Scan the entries below and extract each line with the word "name" in it.
-*-*-
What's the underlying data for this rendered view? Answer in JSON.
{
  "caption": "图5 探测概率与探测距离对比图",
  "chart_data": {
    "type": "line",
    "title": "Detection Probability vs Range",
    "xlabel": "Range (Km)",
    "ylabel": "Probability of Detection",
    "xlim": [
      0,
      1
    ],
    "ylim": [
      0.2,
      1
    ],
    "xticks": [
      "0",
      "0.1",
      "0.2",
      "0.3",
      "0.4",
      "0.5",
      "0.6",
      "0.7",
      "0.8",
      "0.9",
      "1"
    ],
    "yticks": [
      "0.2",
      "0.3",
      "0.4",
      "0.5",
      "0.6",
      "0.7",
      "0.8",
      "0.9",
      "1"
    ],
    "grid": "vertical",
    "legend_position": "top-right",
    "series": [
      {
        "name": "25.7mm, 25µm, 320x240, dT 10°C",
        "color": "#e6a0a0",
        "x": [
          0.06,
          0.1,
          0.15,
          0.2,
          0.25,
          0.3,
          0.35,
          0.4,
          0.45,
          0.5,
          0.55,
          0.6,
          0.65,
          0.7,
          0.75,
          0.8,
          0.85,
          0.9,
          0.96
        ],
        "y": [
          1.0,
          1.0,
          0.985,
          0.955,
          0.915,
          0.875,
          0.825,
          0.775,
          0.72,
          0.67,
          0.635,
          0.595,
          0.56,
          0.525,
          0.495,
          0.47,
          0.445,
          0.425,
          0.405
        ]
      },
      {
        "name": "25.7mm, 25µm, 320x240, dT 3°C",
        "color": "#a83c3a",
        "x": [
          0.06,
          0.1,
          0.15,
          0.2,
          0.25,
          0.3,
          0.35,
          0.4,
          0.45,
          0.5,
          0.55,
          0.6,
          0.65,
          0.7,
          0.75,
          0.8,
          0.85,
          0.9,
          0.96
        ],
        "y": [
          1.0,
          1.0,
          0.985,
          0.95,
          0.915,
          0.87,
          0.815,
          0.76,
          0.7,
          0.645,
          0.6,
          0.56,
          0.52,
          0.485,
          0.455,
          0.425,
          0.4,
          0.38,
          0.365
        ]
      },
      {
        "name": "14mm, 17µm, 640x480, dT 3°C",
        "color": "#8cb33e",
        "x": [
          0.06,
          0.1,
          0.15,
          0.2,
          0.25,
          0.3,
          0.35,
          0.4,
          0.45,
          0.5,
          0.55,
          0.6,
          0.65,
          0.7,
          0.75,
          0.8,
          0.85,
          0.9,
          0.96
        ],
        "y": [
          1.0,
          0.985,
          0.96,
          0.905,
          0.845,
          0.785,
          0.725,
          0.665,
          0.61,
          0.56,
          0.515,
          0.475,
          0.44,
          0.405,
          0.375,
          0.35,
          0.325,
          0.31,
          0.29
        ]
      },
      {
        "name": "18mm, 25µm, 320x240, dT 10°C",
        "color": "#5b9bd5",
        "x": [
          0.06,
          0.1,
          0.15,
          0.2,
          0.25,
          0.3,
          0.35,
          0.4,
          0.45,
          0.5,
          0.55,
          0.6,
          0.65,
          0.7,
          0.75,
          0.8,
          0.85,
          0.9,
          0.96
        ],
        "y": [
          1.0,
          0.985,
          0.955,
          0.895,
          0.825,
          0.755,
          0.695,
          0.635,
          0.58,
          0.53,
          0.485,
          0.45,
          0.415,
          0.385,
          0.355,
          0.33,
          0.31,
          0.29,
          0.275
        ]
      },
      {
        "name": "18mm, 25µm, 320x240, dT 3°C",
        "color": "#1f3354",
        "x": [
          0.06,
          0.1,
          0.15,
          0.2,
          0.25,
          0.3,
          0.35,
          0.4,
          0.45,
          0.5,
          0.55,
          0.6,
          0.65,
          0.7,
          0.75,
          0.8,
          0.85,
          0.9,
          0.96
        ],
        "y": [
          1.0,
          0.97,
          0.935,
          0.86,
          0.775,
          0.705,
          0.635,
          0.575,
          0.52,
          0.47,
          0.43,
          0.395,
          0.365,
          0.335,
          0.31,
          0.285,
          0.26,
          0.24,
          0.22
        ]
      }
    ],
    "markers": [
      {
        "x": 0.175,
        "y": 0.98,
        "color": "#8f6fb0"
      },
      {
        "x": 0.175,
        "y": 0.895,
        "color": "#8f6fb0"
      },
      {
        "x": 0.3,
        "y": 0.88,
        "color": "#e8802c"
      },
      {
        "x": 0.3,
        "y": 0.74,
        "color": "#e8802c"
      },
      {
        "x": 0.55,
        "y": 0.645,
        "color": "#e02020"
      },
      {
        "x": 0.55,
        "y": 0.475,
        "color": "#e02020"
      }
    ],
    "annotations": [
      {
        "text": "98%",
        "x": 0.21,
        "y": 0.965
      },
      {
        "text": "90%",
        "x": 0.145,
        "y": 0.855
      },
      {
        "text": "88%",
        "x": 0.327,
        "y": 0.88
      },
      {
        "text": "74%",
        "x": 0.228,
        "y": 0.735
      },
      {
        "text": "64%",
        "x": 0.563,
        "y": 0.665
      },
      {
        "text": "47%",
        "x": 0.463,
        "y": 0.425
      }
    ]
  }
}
-*-*-
> [Result for this exercise]
        "name": "25.7mm, 25µm, 320x240, dT 10°C",
        "name": "25.7mm, 25µm, 320x240, dT 3°C",
        "name": "14mm, 17µm, 640x480, dT 3°C",
        "name": "18mm, 25µm, 320x240, dT 10°C",
        "name": "18mm, 25µm, 320x240, dT 3°C",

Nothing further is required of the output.